**Task data**:
"""

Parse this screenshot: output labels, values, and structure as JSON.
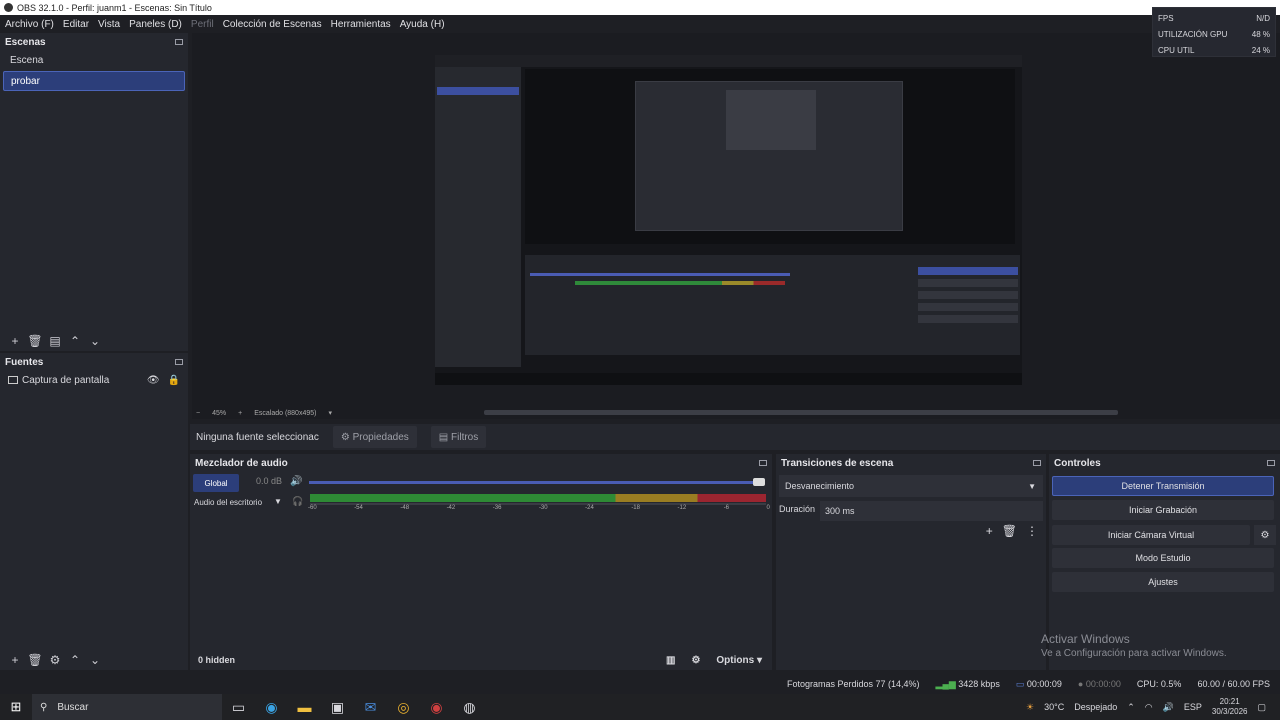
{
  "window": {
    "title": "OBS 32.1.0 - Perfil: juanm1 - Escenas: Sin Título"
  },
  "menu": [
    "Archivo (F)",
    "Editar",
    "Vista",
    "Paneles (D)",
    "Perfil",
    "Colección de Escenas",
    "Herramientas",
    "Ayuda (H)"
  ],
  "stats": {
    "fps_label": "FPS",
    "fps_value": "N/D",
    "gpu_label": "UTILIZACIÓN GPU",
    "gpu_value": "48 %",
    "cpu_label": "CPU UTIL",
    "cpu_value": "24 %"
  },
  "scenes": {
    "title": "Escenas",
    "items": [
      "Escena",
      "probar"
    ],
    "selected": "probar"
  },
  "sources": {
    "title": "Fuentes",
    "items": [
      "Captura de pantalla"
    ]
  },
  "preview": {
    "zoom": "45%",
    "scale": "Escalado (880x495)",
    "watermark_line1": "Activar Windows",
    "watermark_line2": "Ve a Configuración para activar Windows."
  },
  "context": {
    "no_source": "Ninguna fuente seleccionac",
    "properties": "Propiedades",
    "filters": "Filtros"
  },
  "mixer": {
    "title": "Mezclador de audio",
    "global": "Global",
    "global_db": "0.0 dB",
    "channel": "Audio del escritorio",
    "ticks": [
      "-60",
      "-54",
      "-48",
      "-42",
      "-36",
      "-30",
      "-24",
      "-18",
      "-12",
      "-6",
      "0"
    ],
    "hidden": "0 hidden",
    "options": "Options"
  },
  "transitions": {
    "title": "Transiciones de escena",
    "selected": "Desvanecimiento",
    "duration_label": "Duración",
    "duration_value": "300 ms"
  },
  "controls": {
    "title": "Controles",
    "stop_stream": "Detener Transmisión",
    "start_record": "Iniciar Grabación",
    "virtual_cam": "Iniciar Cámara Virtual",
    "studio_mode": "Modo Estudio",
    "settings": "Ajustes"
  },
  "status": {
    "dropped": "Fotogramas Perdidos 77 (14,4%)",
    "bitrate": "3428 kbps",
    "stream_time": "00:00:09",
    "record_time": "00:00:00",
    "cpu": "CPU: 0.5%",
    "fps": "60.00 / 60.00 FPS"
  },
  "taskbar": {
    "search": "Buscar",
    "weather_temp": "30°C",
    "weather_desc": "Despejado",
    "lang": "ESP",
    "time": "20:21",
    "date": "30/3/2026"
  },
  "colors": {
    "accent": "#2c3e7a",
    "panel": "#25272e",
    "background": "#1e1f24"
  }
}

"""

**Short task**:
Exclude the pictures, and transcribe all of the material exactly.

**Solved problem**:
Parse this screenshot: output labels, values, and structure as JSON.
{
  "window": {
    "title": "OBS 32.1.0 - Perfil: juanm1 - Escenas: Sin Título"
  },
  "menu": [
    "Archivo (F)",
    "Editar",
    "Vista",
    "Paneles (D)",
    "Perfil",
    "Colección de Escenas",
    "Herramientas",
    "Ayuda (H)"
  ],
  "stats": {
    "fps_label": "FPS",
    "fps_value": "N/D",
    "gpu_label": "UTILIZACIÓN GPU",
    "gpu_value": "48 %",
    "cpu_label": "CPU UTIL",
    "cpu_value": "24 %"
  },
  "scenes": {
    "title": "Escenas",
    "items": [
      "Escena",
      "probar"
    ],
    "selected": "probar"
  },
  "sources": {
    "title": "Fuentes",
    "items": [
      "Captura de pantalla"
    ]
  },
  "preview": {
    "zoom": "45%",
    "scale": "Escalado (880x495)",
    "watermark_line1": "Activar Windows",
    "watermark_line2": "Ve a Configuración para activar Windows."
  },
  "context": {
    "no_source": "Ninguna fuente seleccionac",
    "properties": "Propiedades",
    "filters": "Filtros"
  },
  "mixer": {
    "title": "Mezclador de audio",
    "global": "Global",
    "global_db": "0.0 dB",
    "channel": "Audio del escritorio",
    "ticks": [
      "-60",
      "-54",
      "-48",
      "-42",
      "-36",
      "-30",
      "-24",
      "-18",
      "-12",
      "-6",
      "0"
    ],
    "hidden": "0 hidden",
    "options": "Options"
  },
  "transitions": {
    "title": "Transiciones de escena",
    "selected": "Desvanecimiento",
    "duration_label": "Duración",
    "duration_value": "300 ms"
  },
  "controls": {
    "title": "Controles",
    "stop_stream": "Detener Transmisión",
    "start_record": "Iniciar Grabación",
    "virtual_cam": "Iniciar Cámara Virtual",
    "studio_mode": "Modo Estudio",
    "settings": "Ajustes"
  },
  "status": {
    "dropped": "Fotogramas Perdidos 77 (14,4%)",
    "bitrate": "3428 kbps",
    "stream_time": "00:00:09",
    "record_time": "00:00:00",
    "cpu": "CPU: 0.5%",
    "fps": "60.00 / 60.00 FPS"
  },
  "taskbar": {
    "search": "Buscar",
    "weather_temp": "30°C",
    "weather_desc": "Despejado",
    "lang": "ESP",
    "time": "20:21",
    "date": "30/3/2026"
  },
  "colors": {
    "accent": "#2c3e7a",
    "panel": "#25272e",
    "background": "#1e1f24"
  }
}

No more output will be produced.